» **TASK OBJECTIVE**: Leave out the pictures and copy everything else in the entries exactly.

» **Data entries**:
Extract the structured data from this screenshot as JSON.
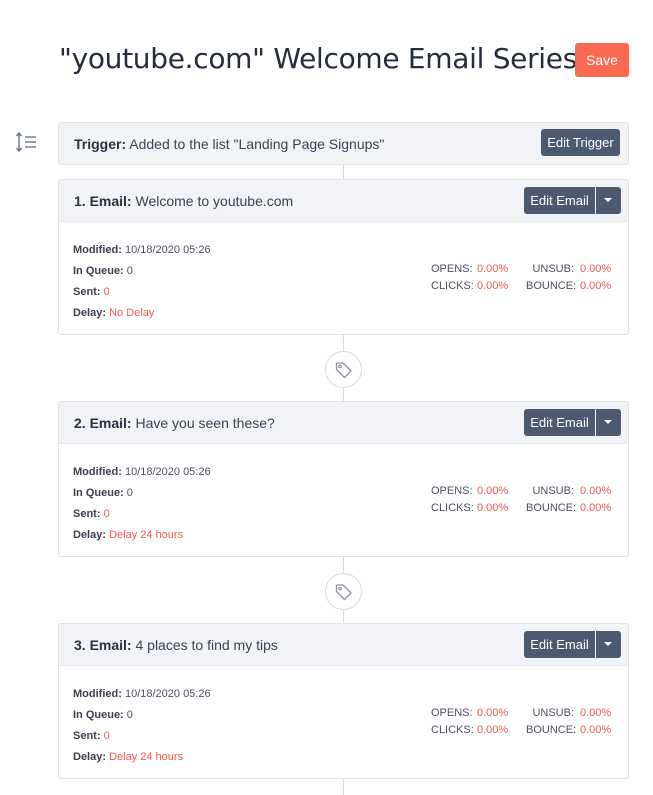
{
  "page": {
    "title": "\"youtube.com\" Welcome Email Series",
    "save_label": "Save"
  },
  "icons": {
    "reorder": "reorder-icon",
    "tag": "tag-icon",
    "caret": "caret-down-icon"
  },
  "colors": {
    "save_button": "#fa6a52",
    "dark_button": "#4d596d",
    "accent_red": "#f05a4a",
    "header_bg": "#f1f3f7"
  },
  "trigger": {
    "label": "Trigger:",
    "text": "Added to the list \"Landing Page Signups\"",
    "edit_label": "Edit Trigger"
  },
  "emails": [
    {
      "label": "1. Email:",
      "subject": "Welcome to youtube.com",
      "edit_label": "Edit Email",
      "modified_label": "Modified:",
      "modified": "10/18/2020 05:26",
      "queue_label": "In Queue:",
      "queue": "0",
      "sent_label": "Sent:",
      "sent": "0",
      "delay_label": "Delay:",
      "delay": "No Delay",
      "opens_label": "OPENS:",
      "opens": "0.00%",
      "clicks_label": "CLICKS:",
      "clicks": "0.00%",
      "unsub_label": "UNSUB:",
      "unsub": "0.00%",
      "bounce_label": "BOUNCE:",
      "bounce": "0.00%"
    },
    {
      "label": "2. Email:",
      "subject": "Have you seen these?",
      "edit_label": "Edit Email",
      "modified_label": "Modified:",
      "modified": "10/18/2020 05:26",
      "queue_label": "In Queue:",
      "queue": "0",
      "sent_label": "Sent:",
      "sent": "0",
      "delay_label": "Delay:",
      "delay": "Delay 24 hours",
      "opens_label": "OPENS:",
      "opens": "0.00%",
      "clicks_label": "CLICKS:",
      "clicks": "0.00%",
      "unsub_label": "UNSUB:",
      "unsub": "0.00%",
      "bounce_label": "BOUNCE:",
      "bounce": "0.00%"
    },
    {
      "label": "3. Email:",
      "subject": "4 places to find my tips",
      "edit_label": "Edit Email",
      "modified_label": "Modified:",
      "modified": "10/18/2020 05:26",
      "queue_label": "In Queue:",
      "queue": "0",
      "sent_label": "Sent:",
      "sent": "0",
      "delay_label": "Delay:",
      "delay": "Delay 24 hours",
      "opens_label": "OPENS:",
      "opens": "0.00%",
      "clicks_label": "CLICKS:",
      "clicks": "0.00%",
      "unsub_label": "UNSUB:",
      "unsub": "0.00%",
      "bounce_label": "BOUNCE:",
      "bounce": "0.00%"
    }
  ]
}
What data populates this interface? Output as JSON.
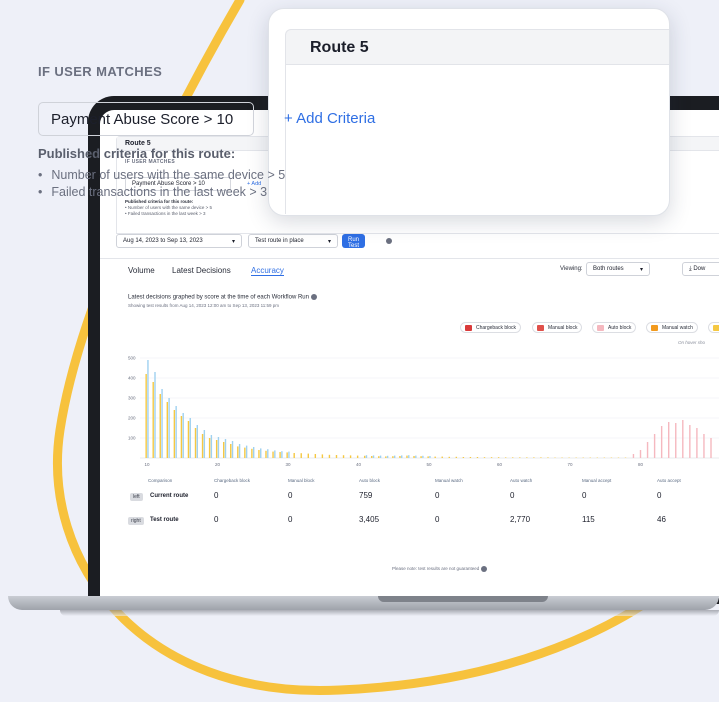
{
  "route": {
    "title": "Route 5",
    "section_label": "IF USER MATCHES",
    "criteria_value": "Payment Abuse Score > 10",
    "add_criteria": "+ Add Criteria",
    "add_criteria_short": "+ Add",
    "published_title": "Published criteria for this route:",
    "published_items": [
      "Number of users with the same device > 5",
      "Failed transactions in the last week > 3"
    ]
  },
  "controls": {
    "date_range": "Aug 14, 2023 to Sep 13, 2023",
    "mode": "Test route in place",
    "run_button": "Run Test"
  },
  "tabs": [
    {
      "label": "Volume"
    },
    {
      "label": "Latest Decisions"
    },
    {
      "label": "Accuracy"
    }
  ],
  "viewing": {
    "label": "Viewing:",
    "value": "Both routes"
  },
  "download_label": "Dow",
  "chart_header": {
    "title": "Latest decisions graphed by score at the time of each Workflow Run",
    "subtitle": "Showing test results from Aug 14, 2023 12:00 am to Sep 13, 2023 11:59 pm",
    "hover_note": "On hover sho"
  },
  "legend": [
    {
      "label": "Chargeback block",
      "color": "#d93a3a"
    },
    {
      "label": "Manual block",
      "color": "#e0504a"
    },
    {
      "label": "Auto block",
      "color": "#f5b8bf"
    },
    {
      "label": "Manual watch",
      "color": "#f29a1d"
    },
    {
      "label": "",
      "color": "#f5c842"
    }
  ],
  "chart_data": {
    "type": "bar",
    "x_ticks": [
      10,
      20,
      30,
      40,
      50,
      60,
      70,
      80
    ],
    "y_ticks": [
      100,
      200,
      300,
      400,
      500
    ],
    "ylim": [
      0,
      500
    ],
    "xlim": [
      9,
      90
    ],
    "series": [
      {
        "name": "Auto accept",
        "color": "#f5c842",
        "x": [
          10,
          11,
          12,
          13,
          14,
          15,
          16,
          17,
          18,
          19,
          20,
          21,
          22,
          23,
          24,
          25,
          26,
          27,
          28,
          29,
          30,
          31,
          32,
          33,
          34,
          35,
          36,
          37,
          38,
          39,
          40,
          41,
          42,
          43,
          44,
          45,
          46,
          47,
          48,
          49,
          50,
          51,
          52,
          53,
          54,
          55,
          56,
          57,
          58,
          59,
          60,
          61,
          62,
          63,
          64,
          65,
          66,
          67,
          68,
          69,
          70,
          71,
          72,
          73,
          74,
          75,
          76,
          77,
          78
        ],
        "values": [
          420,
          380,
          320,
          280,
          240,
          210,
          185,
          150,
          120,
          100,
          90,
          80,
          70,
          58,
          52,
          46,
          40,
          36,
          32,
          30,
          28,
          25,
          24,
          22,
          20,
          18,
          16,
          15,
          14,
          13,
          12,
          11,
          10,
          9,
          8,
          9,
          10,
          12,
          10,
          9,
          8,
          7,
          7,
          6,
          6,
          5,
          5,
          5,
          4,
          4,
          4,
          3,
          3,
          3,
          3,
          3,
          3,
          3,
          2,
          2,
          2,
          2,
          2,
          2,
          2,
          2,
          2,
          2,
          2
        ]
      },
      {
        "name": "Auto watch",
        "color": "#9fd1f0",
        "x": [
          10,
          11,
          12,
          13,
          14,
          15,
          16,
          17,
          18,
          19,
          20,
          21,
          22,
          23,
          24,
          25,
          26,
          27,
          28,
          29,
          30,
          41,
          42,
          43,
          44,
          45,
          46,
          47,
          48,
          49,
          50
        ],
        "values": [
          490,
          430,
          345,
          300,
          260,
          225,
          200,
          165,
          140,
          115,
          105,
          95,
          85,
          70,
          62,
          55,
          48,
          44,
          38,
          34,
          32,
          14,
          13,
          12,
          11,
          12,
          13,
          14,
          12,
          11,
          10
        ]
      },
      {
        "name": "Auto block",
        "color": "#f5b8bf",
        "x": [
          79,
          80,
          81,
          82,
          83,
          84,
          85,
          86,
          87,
          88,
          89,
          90
        ],
        "values": [
          20,
          40,
          80,
          120,
          160,
          180,
          175,
          190,
          165,
          150,
          120,
          100
        ]
      }
    ]
  },
  "table": {
    "columns": [
      "Comparison",
      "Chargeback block",
      "Manual block",
      "Auto block",
      "Manual watch",
      "Auto watch",
      "Manual accept",
      "Auto accept"
    ],
    "rows": [
      {
        "tag": "left",
        "label": "Current route",
        "values": [
          "0",
          "0",
          "759",
          "0",
          "0",
          "0",
          "0"
        ]
      },
      {
        "tag": "right",
        "label": "Test route",
        "values": [
          "0",
          "0",
          "3,405",
          "0",
          "2,770",
          "115",
          "46"
        ]
      }
    ],
    "note": "Please note: test results are not guaranteed"
  }
}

» **THE ANSWER**:
Extract the structured data from this screenshot as JSON.
{
  "page": {
    "title": "\"youtube.com\" Welcome Email Series",
    "save_label": "Save"
  },
  "icons": {
    "reorder": "reorder-icon",
    "tag": "tag-icon",
    "caret": "caret-down-icon"
  },
  "colors": {
    "save_button": "#fa6a52",
    "dark_button": "#4d596d",
    "accent_red": "#f05a4a",
    "header_bg": "#f1f3f7"
  },
  "trigger": {
    "label": "Trigger:",
    "text": "Added to the list \"Landing Page Signups\"",
    "edit_label": "Edit Trigger"
  },
  "emails": [
    {
      "label": "1. Email:",
      "subject": "Welcome to youtube.com",
      "edit_label": "Edit Email",
      "modified_label": "Modified:",
      "modified": "10/18/2020 05:26",
      "queue_label": "In Queue:",
      "queue": "0",
      "sent_label": "Sent:",
      "sent": "0",
      "delay_label": "Delay:",
      "delay": "No Delay",
      "opens_label": "OPENS:",
      "opens": "0.00%",
      "clicks_label": "CLICKS:",
      "clicks": "0.00%",
      "unsub_label": "UNSUB:",
      "unsub": "0.00%",
      "bounce_label": "BOUNCE:",
      "bounce": "0.00%"
    },
    {
      "label": "2. Email:",
      "subject": "Have you seen these?",
      "edit_label": "Edit Email",
      "modified_label": "Modified:",
      "modified": "10/18/2020 05:26",
      "queue_label": "In Queue:",
      "queue": "0",
      "sent_label": "Sent:",
      "sent": "0",
      "delay_label": "Delay:",
      "delay": "Delay 24 hours",
      "opens_label": "OPENS:",
      "opens": "0.00%",
      "clicks_label": "CLICKS:",
      "clicks": "0.00%",
      "unsub_label": "UNSUB:",
      "unsub": "0.00%",
      "bounce_label": "BOUNCE:",
      "bounce": "0.00%"
    },
    {
      "label": "3. Email:",
      "subject": "4 places to find my tips",
      "edit_label": "Edit Email",
      "modified_label": "Modified:",
      "modified": "10/18/2020 05:26",
      "queue_label": "In Queue:",
      "queue": "0",
      "sent_label": "Sent:",
      "sent": "0",
      "delay_label": "Delay:",
      "delay": "Delay 24 hours",
      "opens_label": "OPENS:",
      "opens": "0.00%",
      "clicks_label": "CLICKS:",
      "clicks": "0.00%",
      "unsub_label": "UNSUB:",
      "unsub": "0.00%",
      "bounce_label": "BOUNCE:",
      "bounce": "0.00%"
    }
  ]
}
What data populates this interface? Output as JSON.
{
  "route": {
    "title": "Route 5",
    "section_label": "IF USER MATCHES",
    "criteria_value": "Payment Abuse Score > 10",
    "add_criteria": "+ Add Criteria",
    "add_criteria_short": "+ Add",
    "published_title": "Published criteria for this route:",
    "published_items": [
      "Number of users with the same device > 5",
      "Failed transactions in the last week > 3"
    ]
  },
  "controls": {
    "date_range": "Aug 14, 2023 to Sep 13, 2023",
    "mode": "Test route in place",
    "run_button": "Run Test"
  },
  "tabs": [
    {
      "label": "Volume"
    },
    {
      "label": "Latest Decisions"
    },
    {
      "label": "Accuracy"
    }
  ],
  "viewing": {
    "label": "Viewing:",
    "value": "Both routes"
  },
  "download_label": "Dow",
  "chart_header": {
    "title": "Latest decisions graphed by score at the time of each Workflow Run",
    "subtitle": "Showing test results from Aug 14, 2023 12:00 am to Sep 13, 2023 11:59 pm",
    "hover_note": "On hover sho"
  },
  "legend": [
    {
      "label": "Chargeback block",
      "color": "#d93a3a"
    },
    {
      "label": "Manual block",
      "color": "#e0504a"
    },
    {
      "label": "Auto block",
      "color": "#f5b8bf"
    },
    {
      "label": "Manual watch",
      "color": "#f29a1d"
    },
    {
      "label": "",
      "color": "#f5c842"
    }
  ],
  "chart_data": {
    "type": "bar",
    "x_ticks": [
      10,
      20,
      30,
      40,
      50,
      60,
      70,
      80
    ],
    "y_ticks": [
      100,
      200,
      300,
      400,
      500
    ],
    "ylim": [
      0,
      500
    ],
    "xlim": [
      9,
      90
    ],
    "series": [
      {
        "name": "Auto accept",
        "color": "#f5c842",
        "x": [
          10,
          11,
          12,
          13,
          14,
          15,
          16,
          17,
          18,
          19,
          20,
          21,
          22,
          23,
          24,
          25,
          26,
          27,
          28,
          29,
          30,
          31,
          32,
          33,
          34,
          35,
          36,
          37,
          38,
          39,
          40,
          41,
          42,
          43,
          44,
          45,
          46,
          47,
          48,
          49,
          50,
          51,
          52,
          53,
          54,
          55,
          56,
          57,
          58,
          59,
          60,
          61,
          62,
          63,
          64,
          65,
          66,
          67,
          68,
          69,
          70,
          71,
          72,
          73,
          74,
          75,
          76,
          77,
          78
        ],
        "values": [
          420,
          380,
          320,
          280,
          240,
          210,
          185,
          150,
          120,
          100,
          90,
          80,
          70,
          58,
          52,
          46,
          40,
          36,
          32,
          30,
          28,
          25,
          24,
          22,
          20,
          18,
          16,
          15,
          14,
          13,
          12,
          11,
          10,
          9,
          8,
          9,
          10,
          12,
          10,
          9,
          8,
          7,
          7,
          6,
          6,
          5,
          5,
          5,
          4,
          4,
          4,
          3,
          3,
          3,
          3,
          3,
          3,
          3,
          2,
          2,
          2,
          2,
          2,
          2,
          2,
          2,
          2,
          2,
          2
        ]
      },
      {
        "name": "Auto watch",
        "color": "#9fd1f0",
        "x": [
          10,
          11,
          12,
          13,
          14,
          15,
          16,
          17,
          18,
          19,
          20,
          21,
          22,
          23,
          24,
          25,
          26,
          27,
          28,
          29,
          30,
          41,
          42,
          43,
          44,
          45,
          46,
          47,
          48,
          49,
          50
        ],
        "values": [
          490,
          430,
          345,
          300,
          260,
          225,
          200,
          165,
          140,
          115,
          105,
          95,
          85,
          70,
          62,
          55,
          48,
          44,
          38,
          34,
          32,
          14,
          13,
          12,
          11,
          12,
          13,
          14,
          12,
          11,
          10
        ]
      },
      {
        "name": "Auto block",
        "color": "#f5b8bf",
        "x": [
          79,
          80,
          81,
          82,
          83,
          84,
          85,
          86,
          87,
          88,
          89,
          90
        ],
        "values": [
          20,
          40,
          80,
          120,
          160,
          180,
          175,
          190,
          165,
          150,
          120,
          100
        ]
      }
    ]
  },
  "table": {
    "columns": [
      "Comparison",
      "Chargeback block",
      "Manual block",
      "Auto block",
      "Manual watch",
      "Auto watch",
      "Manual accept",
      "Auto accept"
    ],
    "rows": [
      {
        "tag": "left",
        "label": "Current route",
        "values": [
          "0",
          "0",
          "759",
          "0",
          "0",
          "0",
          "0"
        ]
      },
      {
        "tag": "right",
        "label": "Test route",
        "values": [
          "0",
          "0",
          "3,405",
          "0",
          "2,770",
          "115",
          "46"
        ]
      }
    ],
    "note": "Please note: test results are not guaranteed"
  }
}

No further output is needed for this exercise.